## WHAT IS REQUIRED
Select from the data all lines with the word "pantone".

[A run of records]

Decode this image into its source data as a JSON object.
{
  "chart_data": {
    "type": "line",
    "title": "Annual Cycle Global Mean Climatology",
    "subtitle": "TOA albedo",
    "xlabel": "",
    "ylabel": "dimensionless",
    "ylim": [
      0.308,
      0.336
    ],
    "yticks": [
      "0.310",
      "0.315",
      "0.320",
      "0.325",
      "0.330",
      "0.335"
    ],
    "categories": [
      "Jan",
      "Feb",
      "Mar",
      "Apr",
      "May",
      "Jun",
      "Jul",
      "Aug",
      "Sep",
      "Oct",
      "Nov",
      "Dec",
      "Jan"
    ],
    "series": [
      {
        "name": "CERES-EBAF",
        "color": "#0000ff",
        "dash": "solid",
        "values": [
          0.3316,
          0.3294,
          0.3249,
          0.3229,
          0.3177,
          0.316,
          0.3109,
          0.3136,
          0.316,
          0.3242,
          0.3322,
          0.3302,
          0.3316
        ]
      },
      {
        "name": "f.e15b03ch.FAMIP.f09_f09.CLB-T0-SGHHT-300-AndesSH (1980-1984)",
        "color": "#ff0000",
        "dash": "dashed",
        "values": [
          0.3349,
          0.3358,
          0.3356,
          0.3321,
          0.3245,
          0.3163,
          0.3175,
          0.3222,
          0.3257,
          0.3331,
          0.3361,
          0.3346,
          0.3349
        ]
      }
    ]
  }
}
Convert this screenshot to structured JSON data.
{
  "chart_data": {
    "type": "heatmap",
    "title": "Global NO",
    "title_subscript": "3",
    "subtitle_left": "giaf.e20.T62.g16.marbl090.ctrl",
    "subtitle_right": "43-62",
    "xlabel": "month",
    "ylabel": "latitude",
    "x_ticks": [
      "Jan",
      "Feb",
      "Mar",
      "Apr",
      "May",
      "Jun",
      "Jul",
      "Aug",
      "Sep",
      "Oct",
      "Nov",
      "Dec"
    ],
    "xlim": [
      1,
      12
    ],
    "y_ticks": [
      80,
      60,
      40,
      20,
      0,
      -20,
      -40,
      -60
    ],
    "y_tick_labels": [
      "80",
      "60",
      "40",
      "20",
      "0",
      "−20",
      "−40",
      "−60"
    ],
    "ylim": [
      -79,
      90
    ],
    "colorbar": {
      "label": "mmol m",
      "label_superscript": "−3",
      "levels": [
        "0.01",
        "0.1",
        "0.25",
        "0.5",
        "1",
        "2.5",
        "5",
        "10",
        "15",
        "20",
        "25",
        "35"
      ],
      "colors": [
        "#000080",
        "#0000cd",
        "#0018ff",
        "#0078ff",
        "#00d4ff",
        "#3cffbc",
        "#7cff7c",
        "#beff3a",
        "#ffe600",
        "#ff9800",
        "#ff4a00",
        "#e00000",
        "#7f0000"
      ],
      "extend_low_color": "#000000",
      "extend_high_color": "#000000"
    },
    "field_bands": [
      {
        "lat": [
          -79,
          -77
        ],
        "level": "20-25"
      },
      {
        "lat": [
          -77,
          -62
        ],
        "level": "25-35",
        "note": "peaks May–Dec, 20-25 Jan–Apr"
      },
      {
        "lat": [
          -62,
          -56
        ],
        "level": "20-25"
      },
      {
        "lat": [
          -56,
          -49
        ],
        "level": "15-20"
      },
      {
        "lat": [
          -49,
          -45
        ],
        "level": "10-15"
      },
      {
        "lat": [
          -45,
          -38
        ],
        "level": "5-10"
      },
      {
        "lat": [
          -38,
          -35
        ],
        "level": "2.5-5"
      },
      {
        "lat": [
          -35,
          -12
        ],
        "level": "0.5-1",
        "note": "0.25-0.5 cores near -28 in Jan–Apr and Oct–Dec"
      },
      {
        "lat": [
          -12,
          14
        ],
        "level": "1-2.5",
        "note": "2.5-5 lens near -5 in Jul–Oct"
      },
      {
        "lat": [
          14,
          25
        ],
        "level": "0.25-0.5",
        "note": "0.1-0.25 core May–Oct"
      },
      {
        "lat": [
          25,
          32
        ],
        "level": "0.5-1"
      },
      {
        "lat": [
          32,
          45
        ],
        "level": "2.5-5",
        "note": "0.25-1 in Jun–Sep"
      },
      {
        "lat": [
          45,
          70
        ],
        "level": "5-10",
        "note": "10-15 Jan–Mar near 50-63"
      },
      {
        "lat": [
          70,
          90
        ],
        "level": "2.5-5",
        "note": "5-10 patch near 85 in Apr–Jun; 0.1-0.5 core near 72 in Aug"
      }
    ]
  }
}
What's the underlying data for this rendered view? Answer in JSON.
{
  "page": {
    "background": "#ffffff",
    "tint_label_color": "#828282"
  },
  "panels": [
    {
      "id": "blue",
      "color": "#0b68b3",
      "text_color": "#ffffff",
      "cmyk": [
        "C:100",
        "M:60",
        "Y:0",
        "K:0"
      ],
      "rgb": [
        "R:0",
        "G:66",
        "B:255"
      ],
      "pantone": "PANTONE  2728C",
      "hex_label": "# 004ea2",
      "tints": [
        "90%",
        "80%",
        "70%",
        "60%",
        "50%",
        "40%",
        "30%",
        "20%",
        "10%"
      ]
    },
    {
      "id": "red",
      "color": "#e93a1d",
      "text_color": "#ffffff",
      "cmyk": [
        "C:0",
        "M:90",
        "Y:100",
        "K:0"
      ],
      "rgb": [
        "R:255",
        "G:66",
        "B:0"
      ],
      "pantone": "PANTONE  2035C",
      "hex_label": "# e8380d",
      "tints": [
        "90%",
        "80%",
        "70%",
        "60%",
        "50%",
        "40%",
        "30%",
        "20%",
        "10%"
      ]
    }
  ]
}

## COMPLETE OUTPUT
      "pantone": "PANTONE  2728C",
      "pantone": "PANTONE  2035C",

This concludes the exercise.